Task description: How many of these lines hold the string "backscattering"? Answer with the number only.

Entries provided:
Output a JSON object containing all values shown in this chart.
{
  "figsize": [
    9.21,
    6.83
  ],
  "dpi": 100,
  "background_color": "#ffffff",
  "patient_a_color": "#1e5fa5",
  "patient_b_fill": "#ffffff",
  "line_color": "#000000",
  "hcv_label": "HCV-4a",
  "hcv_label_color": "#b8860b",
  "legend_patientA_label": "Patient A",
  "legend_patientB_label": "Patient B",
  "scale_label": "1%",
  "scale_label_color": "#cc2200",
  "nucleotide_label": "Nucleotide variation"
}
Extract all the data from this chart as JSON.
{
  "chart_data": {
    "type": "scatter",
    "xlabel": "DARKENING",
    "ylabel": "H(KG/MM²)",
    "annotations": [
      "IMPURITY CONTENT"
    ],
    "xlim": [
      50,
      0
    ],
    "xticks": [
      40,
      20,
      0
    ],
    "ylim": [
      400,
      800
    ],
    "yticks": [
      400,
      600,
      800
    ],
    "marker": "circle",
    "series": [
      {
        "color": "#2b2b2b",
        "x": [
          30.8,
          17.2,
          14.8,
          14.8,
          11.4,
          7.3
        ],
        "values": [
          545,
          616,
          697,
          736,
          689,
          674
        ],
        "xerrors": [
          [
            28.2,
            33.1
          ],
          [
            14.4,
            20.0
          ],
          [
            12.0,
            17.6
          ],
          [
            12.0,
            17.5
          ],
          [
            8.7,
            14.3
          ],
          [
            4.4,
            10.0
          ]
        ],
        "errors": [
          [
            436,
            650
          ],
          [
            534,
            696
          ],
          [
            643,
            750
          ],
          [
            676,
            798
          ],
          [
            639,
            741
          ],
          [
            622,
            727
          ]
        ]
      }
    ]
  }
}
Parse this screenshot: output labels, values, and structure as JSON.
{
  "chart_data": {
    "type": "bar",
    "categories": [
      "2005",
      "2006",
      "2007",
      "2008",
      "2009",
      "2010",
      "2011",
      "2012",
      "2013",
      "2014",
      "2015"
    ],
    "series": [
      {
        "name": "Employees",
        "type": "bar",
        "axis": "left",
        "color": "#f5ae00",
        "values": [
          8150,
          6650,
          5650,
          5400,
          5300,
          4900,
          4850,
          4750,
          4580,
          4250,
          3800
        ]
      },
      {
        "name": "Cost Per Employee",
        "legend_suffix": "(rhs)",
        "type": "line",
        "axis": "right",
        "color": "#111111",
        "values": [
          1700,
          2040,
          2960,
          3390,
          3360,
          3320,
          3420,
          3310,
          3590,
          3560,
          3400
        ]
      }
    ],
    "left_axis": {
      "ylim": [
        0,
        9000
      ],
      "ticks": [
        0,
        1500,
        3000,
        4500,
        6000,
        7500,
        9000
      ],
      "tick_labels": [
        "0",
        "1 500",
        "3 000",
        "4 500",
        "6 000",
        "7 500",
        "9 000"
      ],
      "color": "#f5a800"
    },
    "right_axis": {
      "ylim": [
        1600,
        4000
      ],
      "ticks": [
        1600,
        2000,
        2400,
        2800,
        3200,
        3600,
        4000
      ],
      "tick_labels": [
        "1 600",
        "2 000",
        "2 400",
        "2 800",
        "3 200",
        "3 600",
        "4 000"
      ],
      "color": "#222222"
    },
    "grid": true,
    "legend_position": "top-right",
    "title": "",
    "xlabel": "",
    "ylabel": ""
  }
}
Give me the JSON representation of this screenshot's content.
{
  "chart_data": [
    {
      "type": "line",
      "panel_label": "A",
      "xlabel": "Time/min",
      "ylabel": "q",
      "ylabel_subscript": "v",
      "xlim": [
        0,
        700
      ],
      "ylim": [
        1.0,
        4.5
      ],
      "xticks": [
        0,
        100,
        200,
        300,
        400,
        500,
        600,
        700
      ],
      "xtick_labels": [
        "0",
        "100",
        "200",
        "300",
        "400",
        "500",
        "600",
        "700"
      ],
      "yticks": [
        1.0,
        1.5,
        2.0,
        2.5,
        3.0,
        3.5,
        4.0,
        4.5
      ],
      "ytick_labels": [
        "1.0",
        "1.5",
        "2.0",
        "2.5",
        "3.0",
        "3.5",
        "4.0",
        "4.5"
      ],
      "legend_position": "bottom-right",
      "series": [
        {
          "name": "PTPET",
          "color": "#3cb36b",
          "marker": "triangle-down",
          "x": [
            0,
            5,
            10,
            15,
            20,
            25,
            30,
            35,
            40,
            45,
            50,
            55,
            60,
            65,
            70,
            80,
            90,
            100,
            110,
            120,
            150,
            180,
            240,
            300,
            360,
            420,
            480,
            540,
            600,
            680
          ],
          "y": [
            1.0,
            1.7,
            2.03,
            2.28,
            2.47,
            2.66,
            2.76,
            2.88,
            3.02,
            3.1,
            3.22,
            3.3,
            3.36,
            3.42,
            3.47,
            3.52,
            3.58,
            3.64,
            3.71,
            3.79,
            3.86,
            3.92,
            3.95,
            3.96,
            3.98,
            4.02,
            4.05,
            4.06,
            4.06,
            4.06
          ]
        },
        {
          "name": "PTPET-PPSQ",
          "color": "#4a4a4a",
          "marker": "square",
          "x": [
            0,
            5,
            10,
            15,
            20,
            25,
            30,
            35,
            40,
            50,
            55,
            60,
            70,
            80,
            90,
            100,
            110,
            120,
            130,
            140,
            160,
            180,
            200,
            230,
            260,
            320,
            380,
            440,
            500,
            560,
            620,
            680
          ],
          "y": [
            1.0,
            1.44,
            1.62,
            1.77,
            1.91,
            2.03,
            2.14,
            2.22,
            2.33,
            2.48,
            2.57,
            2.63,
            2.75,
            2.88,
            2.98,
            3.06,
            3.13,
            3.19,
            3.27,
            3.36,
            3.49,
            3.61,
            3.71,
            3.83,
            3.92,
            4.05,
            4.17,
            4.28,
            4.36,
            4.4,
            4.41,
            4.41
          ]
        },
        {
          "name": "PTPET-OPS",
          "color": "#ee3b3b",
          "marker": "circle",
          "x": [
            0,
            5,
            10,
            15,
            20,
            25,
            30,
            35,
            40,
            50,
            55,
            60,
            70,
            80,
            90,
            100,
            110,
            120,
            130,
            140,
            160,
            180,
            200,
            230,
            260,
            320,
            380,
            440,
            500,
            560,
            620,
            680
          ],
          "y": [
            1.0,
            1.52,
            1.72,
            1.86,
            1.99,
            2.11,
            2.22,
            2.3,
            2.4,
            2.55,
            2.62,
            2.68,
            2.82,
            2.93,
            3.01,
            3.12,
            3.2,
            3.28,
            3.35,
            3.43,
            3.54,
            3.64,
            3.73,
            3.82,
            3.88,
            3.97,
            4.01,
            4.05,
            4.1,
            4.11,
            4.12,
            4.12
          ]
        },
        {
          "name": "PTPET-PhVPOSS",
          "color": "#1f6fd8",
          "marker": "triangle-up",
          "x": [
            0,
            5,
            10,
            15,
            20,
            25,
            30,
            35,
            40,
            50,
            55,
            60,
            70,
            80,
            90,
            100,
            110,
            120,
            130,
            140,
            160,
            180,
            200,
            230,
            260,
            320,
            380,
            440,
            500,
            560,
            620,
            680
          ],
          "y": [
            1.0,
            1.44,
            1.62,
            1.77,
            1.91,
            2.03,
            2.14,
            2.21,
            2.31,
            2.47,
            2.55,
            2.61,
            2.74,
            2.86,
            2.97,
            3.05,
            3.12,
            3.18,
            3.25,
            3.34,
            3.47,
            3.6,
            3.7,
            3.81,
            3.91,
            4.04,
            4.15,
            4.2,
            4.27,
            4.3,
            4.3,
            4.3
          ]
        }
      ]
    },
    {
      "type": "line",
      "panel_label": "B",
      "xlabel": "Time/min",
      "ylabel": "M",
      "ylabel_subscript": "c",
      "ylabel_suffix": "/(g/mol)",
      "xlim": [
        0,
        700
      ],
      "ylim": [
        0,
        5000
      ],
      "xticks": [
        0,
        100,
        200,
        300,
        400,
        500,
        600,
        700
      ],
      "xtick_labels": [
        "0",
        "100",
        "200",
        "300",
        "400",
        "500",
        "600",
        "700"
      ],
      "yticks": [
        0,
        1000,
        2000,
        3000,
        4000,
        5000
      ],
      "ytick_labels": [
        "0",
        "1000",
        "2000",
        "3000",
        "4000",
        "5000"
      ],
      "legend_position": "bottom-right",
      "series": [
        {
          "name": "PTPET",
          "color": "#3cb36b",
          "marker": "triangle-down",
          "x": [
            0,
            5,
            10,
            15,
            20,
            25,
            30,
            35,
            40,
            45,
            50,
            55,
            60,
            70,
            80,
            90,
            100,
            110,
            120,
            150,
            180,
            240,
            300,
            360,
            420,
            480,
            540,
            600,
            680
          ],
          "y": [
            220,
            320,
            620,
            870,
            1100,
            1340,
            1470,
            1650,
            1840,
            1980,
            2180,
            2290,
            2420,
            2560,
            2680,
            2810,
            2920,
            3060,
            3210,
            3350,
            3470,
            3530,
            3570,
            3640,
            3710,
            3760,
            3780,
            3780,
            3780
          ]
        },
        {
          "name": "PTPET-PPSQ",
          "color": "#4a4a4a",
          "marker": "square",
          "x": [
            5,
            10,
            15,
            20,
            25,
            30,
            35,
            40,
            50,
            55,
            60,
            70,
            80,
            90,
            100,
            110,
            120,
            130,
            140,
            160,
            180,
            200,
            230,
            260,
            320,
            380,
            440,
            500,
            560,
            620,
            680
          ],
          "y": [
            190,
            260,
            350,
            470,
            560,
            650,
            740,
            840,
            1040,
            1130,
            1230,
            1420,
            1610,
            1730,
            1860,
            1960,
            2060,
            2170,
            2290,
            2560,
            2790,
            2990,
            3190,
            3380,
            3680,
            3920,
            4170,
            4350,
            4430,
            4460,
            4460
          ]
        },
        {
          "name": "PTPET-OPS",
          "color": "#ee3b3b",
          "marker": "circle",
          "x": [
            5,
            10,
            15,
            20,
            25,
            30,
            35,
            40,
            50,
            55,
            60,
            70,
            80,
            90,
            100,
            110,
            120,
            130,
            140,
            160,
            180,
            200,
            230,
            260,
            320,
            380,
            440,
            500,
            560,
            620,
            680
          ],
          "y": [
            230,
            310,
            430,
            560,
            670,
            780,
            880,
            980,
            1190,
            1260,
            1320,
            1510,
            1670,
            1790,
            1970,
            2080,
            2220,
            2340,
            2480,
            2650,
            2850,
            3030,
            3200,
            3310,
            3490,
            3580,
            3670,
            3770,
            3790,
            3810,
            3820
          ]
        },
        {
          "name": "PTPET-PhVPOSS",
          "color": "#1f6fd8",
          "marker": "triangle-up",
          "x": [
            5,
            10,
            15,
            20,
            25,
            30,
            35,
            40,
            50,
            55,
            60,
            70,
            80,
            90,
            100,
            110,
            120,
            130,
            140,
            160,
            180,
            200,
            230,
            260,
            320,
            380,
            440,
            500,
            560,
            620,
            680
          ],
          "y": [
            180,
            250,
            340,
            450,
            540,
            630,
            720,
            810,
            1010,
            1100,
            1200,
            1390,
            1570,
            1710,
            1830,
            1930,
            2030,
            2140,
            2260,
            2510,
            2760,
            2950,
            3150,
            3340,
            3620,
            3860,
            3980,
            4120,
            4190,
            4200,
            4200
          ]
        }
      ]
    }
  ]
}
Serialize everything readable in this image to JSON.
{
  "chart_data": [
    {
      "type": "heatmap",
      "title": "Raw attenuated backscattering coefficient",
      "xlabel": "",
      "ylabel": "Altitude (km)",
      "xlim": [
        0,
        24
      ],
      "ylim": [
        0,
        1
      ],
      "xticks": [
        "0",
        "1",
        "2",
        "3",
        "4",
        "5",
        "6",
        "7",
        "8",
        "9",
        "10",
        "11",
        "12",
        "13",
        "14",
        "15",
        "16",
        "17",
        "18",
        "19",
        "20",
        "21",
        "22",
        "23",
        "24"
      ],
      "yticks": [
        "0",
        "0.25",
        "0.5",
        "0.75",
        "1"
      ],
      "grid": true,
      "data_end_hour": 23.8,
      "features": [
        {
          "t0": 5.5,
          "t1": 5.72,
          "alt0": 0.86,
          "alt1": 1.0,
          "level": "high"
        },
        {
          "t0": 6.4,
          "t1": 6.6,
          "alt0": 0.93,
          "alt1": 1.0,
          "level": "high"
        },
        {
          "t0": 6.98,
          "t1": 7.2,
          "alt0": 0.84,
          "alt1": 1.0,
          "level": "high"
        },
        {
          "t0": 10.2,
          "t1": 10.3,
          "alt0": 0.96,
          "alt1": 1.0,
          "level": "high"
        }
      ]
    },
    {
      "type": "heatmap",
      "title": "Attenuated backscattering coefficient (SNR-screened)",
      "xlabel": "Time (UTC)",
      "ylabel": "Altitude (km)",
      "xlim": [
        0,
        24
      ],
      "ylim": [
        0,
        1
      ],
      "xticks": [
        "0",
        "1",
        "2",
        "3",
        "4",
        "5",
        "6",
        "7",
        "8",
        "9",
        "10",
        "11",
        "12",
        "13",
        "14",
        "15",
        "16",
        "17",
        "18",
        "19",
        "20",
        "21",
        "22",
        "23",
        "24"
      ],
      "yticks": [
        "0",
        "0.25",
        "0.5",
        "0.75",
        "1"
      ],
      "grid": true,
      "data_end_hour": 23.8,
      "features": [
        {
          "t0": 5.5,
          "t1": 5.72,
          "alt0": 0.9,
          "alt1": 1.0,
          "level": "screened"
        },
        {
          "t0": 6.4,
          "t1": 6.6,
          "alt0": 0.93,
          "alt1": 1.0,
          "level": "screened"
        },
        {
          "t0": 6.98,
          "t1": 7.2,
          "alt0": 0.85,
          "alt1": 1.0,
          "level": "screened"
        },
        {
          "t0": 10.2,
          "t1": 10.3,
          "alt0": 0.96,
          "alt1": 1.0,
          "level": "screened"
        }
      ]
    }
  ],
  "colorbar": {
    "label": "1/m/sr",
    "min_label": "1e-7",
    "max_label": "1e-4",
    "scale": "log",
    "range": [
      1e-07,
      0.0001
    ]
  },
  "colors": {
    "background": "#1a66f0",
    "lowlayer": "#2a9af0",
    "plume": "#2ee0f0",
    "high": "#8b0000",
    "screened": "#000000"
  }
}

Correct result: 2